#### HAZ ESTO
Reproduce sin cambios las líneas que van desde la que contiene "svg-text:h: h <box>780 487 785 497</box>" hasta la que contiene "port-description: The provided", ambas incluidas.

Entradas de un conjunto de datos
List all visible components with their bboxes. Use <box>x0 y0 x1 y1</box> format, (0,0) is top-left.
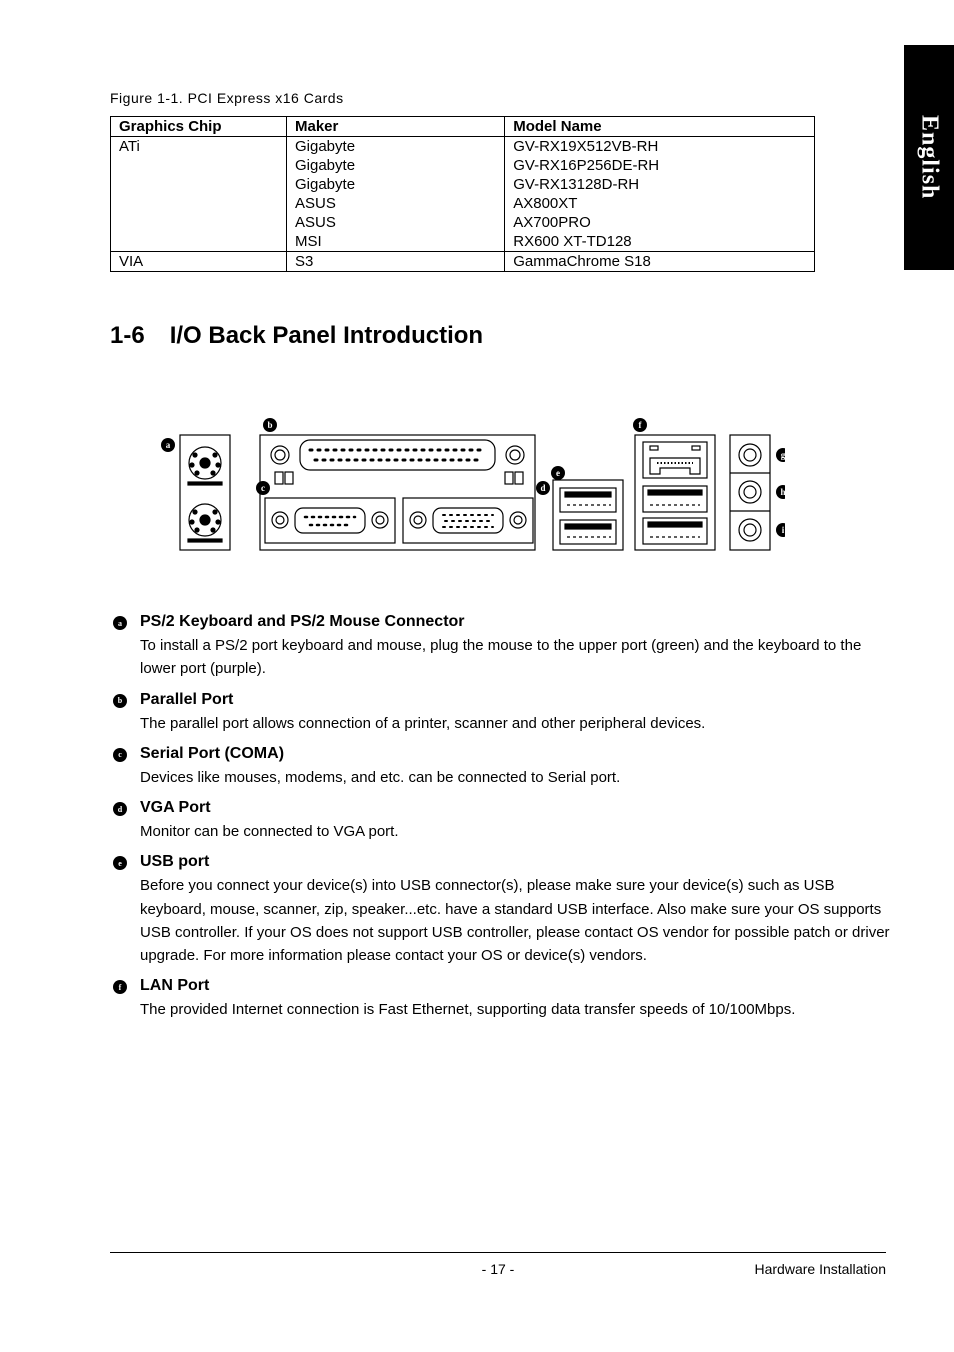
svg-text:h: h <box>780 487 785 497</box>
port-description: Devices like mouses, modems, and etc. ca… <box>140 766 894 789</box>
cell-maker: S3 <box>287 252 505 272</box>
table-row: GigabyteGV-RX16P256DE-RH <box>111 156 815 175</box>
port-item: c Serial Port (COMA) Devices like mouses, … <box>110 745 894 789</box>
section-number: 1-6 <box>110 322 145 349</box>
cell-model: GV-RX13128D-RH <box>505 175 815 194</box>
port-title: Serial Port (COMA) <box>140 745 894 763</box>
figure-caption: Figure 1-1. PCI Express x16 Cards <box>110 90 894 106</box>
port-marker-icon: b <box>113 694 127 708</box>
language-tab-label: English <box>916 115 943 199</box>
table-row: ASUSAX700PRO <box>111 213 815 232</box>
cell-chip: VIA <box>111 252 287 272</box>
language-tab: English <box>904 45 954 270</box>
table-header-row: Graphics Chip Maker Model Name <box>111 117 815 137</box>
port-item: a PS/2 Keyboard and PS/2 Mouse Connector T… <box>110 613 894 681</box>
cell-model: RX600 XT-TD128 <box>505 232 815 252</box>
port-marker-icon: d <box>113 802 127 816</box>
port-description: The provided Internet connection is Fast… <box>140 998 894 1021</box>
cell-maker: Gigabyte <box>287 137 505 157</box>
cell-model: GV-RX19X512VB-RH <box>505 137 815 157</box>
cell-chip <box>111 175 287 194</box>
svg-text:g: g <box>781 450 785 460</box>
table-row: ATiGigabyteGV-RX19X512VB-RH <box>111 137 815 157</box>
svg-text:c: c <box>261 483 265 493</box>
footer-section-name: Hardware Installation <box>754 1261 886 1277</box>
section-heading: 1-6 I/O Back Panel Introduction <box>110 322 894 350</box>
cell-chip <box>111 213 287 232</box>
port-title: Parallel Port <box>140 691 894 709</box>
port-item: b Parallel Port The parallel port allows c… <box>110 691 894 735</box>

#### SOLUCIÓN
svg-text:h: h <box>780 487 785 497</box>
port-description: Devices like mouses, modems, and etc. ca… <box>140 766 894 789</box>
cell-maker: S3 <box>287 252 505 272</box>
table-row: GigabyteGV-RX16P256DE-RH <box>111 156 815 175</box>
port-item: c Serial Port (COMA) Devices like mouses, … <box>110 745 894 789</box>
section-number: 1-6 <box>110 322 145 349</box>
cell-model: GV-RX13128D-RH <box>505 175 815 194</box>
port-title: Serial Port (COMA) <box>140 745 894 763</box>
figure-caption: Figure 1-1. PCI Express x16 Cards <box>110 90 894 106</box>
port-marker-icon: b <box>113 694 127 708</box>
language-tab-label: English <box>916 115 943 199</box>
table-row: ASUSAX700PRO <box>111 213 815 232</box>
cell-chip: VIA <box>111 252 287 272</box>
language-tab: English <box>904 45 954 270</box>
table-header-row: Graphics Chip Maker Model Name <box>111 117 815 137</box>
port-item: a PS/2 Keyboard and PS/2 Mouse Connector T… <box>110 613 894 681</box>
cell-model: RX600 XT-TD128 <box>505 232 815 252</box>
port-marker-icon: d <box>113 802 127 816</box>
port-description: The provided Internet connection is Fast… <box>140 998 894 1021</box>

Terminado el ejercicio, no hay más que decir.